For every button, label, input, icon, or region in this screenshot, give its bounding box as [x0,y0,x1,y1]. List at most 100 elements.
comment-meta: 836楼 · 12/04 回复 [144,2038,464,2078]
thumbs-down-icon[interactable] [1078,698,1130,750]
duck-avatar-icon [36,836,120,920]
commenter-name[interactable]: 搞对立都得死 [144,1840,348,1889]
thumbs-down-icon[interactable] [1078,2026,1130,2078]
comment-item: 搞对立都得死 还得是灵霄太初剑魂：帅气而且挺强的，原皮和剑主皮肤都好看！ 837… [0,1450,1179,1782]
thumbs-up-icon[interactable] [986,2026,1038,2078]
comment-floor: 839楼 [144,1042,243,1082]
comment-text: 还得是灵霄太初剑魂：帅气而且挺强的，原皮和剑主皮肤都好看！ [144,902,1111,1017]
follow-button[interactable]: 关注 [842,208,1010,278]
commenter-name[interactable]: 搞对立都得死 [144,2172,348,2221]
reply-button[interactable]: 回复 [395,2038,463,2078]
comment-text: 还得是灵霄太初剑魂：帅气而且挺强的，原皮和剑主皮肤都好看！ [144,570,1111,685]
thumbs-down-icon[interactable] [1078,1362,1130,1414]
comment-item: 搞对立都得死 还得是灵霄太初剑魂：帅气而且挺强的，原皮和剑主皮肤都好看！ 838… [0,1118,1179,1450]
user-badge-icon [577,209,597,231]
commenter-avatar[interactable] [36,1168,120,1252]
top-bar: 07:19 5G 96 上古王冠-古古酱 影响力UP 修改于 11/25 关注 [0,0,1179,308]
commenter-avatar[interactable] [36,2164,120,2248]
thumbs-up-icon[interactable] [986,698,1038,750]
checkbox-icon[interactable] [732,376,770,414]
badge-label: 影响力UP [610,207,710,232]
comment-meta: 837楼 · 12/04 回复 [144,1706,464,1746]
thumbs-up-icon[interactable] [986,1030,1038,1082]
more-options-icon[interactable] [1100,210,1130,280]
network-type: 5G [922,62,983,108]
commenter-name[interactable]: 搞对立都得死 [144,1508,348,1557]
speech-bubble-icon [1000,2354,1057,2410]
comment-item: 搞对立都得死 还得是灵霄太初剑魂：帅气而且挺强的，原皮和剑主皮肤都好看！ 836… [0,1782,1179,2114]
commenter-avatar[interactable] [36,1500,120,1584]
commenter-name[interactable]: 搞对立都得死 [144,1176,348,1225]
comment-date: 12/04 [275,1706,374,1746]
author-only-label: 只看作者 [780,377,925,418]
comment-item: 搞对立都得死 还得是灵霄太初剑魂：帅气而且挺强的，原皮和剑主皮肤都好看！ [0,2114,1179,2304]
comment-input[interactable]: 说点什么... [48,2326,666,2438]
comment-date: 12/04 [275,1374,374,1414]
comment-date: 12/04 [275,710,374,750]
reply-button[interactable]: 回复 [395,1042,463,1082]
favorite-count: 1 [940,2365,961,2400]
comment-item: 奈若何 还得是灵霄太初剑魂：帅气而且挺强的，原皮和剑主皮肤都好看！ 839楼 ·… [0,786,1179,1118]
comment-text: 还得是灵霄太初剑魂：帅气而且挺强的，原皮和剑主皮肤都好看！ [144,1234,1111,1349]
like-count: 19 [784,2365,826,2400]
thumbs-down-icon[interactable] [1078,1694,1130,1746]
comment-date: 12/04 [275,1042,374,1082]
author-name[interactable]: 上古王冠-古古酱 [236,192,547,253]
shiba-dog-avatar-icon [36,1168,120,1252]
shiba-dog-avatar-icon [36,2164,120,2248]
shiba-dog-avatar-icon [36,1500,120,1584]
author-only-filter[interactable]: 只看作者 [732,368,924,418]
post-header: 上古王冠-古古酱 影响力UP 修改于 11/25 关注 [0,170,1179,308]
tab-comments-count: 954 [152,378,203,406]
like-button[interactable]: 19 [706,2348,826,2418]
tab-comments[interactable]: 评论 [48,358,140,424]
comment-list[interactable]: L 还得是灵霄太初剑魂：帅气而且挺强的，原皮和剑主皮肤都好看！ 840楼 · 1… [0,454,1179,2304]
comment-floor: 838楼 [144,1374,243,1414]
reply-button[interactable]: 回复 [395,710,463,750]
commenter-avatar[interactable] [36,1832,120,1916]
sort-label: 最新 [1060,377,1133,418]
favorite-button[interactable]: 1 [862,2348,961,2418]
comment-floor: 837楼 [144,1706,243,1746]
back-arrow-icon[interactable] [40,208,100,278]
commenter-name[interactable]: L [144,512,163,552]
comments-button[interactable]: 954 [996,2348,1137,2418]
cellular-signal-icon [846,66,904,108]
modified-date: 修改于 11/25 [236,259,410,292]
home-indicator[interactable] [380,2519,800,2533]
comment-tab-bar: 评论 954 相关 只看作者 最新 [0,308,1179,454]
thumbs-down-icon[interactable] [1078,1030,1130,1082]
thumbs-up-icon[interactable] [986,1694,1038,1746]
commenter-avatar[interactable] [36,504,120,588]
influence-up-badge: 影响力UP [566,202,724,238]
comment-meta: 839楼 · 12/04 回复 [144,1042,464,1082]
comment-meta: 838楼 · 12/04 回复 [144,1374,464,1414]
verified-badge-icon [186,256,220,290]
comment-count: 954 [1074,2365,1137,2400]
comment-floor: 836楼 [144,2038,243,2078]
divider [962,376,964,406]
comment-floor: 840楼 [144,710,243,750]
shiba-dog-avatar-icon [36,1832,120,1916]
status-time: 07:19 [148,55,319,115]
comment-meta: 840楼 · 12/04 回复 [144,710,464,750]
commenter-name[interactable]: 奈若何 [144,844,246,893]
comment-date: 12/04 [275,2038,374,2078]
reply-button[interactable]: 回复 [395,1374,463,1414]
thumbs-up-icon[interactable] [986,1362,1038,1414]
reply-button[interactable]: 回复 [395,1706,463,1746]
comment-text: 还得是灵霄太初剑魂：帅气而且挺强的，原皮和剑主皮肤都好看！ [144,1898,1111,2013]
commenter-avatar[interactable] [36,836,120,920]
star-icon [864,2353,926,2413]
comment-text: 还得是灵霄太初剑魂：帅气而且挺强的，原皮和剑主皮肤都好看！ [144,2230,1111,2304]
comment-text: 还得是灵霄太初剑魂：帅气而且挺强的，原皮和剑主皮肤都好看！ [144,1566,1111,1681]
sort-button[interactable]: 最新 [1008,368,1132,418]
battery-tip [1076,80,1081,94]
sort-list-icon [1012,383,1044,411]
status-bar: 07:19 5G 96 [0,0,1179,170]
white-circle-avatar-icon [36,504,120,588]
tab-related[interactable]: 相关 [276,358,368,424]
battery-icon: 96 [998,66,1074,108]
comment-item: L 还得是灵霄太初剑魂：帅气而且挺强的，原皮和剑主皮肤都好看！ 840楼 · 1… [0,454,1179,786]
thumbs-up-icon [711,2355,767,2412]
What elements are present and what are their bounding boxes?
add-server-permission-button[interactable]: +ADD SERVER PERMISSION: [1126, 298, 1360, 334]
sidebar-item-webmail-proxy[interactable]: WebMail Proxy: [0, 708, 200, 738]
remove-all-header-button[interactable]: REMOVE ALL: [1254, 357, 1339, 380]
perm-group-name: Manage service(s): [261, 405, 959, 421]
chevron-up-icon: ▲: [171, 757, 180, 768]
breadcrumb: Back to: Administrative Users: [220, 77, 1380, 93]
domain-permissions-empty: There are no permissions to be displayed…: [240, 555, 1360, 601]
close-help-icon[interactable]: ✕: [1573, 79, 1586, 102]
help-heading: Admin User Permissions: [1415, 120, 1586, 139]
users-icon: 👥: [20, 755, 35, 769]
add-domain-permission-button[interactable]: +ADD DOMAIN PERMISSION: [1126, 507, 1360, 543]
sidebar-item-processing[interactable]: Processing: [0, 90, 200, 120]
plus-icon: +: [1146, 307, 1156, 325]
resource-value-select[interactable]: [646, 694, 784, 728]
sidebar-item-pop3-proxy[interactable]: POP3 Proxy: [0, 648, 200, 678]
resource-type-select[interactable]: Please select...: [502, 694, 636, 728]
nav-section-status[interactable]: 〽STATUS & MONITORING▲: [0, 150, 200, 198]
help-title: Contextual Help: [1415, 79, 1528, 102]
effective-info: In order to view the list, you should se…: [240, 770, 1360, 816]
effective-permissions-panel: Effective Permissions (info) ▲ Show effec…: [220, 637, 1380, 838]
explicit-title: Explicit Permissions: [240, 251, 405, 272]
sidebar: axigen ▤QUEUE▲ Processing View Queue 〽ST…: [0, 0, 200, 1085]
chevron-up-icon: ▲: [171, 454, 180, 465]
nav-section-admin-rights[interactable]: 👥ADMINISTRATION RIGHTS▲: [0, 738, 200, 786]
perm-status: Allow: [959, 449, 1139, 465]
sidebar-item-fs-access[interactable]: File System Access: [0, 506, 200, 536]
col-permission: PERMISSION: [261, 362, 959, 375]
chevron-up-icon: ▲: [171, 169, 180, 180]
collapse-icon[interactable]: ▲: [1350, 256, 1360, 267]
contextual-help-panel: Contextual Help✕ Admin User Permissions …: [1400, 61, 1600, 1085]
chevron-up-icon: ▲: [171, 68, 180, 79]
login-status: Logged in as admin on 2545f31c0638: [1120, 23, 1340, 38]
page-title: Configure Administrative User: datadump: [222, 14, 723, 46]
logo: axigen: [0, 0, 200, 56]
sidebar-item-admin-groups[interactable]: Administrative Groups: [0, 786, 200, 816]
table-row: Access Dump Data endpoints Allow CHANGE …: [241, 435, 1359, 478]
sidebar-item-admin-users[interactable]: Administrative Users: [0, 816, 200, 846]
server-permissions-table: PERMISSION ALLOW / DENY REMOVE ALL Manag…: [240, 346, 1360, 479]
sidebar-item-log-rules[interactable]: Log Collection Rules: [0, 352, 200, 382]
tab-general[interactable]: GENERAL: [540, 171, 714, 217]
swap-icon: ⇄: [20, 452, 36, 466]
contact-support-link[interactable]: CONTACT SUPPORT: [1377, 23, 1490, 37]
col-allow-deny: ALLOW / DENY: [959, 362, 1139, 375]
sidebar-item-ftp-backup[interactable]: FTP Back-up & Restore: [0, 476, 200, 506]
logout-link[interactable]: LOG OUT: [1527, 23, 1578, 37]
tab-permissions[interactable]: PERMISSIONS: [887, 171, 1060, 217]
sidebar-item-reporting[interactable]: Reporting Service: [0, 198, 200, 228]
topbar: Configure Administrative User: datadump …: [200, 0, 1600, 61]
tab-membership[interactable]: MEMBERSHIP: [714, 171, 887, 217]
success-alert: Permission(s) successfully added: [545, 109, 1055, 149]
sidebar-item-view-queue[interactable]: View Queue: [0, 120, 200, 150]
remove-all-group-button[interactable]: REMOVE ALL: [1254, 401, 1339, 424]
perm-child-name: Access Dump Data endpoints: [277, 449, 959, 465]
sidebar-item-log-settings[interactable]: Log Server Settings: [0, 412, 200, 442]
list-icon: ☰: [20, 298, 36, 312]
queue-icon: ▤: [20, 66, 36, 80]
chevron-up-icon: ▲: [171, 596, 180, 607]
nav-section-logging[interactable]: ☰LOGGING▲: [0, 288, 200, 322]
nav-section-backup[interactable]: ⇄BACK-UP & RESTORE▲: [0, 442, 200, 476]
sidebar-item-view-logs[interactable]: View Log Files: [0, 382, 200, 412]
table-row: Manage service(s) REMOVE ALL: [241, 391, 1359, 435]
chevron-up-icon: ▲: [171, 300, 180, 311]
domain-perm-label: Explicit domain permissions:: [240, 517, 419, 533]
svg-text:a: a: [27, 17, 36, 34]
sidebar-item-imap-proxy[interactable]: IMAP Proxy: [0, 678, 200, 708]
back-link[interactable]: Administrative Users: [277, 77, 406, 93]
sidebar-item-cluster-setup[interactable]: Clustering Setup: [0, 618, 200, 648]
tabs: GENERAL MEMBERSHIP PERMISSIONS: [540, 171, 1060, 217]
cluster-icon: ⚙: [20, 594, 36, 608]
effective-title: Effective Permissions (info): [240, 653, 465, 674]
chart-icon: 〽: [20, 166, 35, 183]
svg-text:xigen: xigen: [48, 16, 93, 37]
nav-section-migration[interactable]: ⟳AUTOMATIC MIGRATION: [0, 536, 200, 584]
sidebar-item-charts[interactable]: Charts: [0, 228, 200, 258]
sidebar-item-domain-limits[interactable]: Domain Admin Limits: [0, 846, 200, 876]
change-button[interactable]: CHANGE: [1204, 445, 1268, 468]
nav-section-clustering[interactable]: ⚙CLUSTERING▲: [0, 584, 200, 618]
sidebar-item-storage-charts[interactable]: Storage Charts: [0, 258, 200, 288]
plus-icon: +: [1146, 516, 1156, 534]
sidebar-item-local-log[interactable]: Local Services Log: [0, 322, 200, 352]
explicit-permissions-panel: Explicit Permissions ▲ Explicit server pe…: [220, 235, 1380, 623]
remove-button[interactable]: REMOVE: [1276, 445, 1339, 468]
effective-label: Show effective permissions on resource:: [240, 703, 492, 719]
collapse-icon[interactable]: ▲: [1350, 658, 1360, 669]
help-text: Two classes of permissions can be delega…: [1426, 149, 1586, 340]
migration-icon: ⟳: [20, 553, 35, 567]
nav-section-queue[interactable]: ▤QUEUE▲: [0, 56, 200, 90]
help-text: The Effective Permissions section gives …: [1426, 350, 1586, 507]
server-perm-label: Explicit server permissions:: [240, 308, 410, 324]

▶ **Challenge**
Reproduce the records from their beginning through the line containing "duck-avatar-icon [36,836,120,920]", swapping "thumbs-down-icon" for "dislike-icon" and leaving everything else unchanged.

▶ **Answer to the exercise**
For every button, label, input, icon, or region in this screenshot, give its bounding box as [x0,y0,x1,y1]. List at most 100 elements.
comment-meta: 836楼 · 12/04 回复 [144,2038,464,2078]
dislike-icon[interactable] [1078,698,1130,750]
duck-avatar-icon [36,836,120,920]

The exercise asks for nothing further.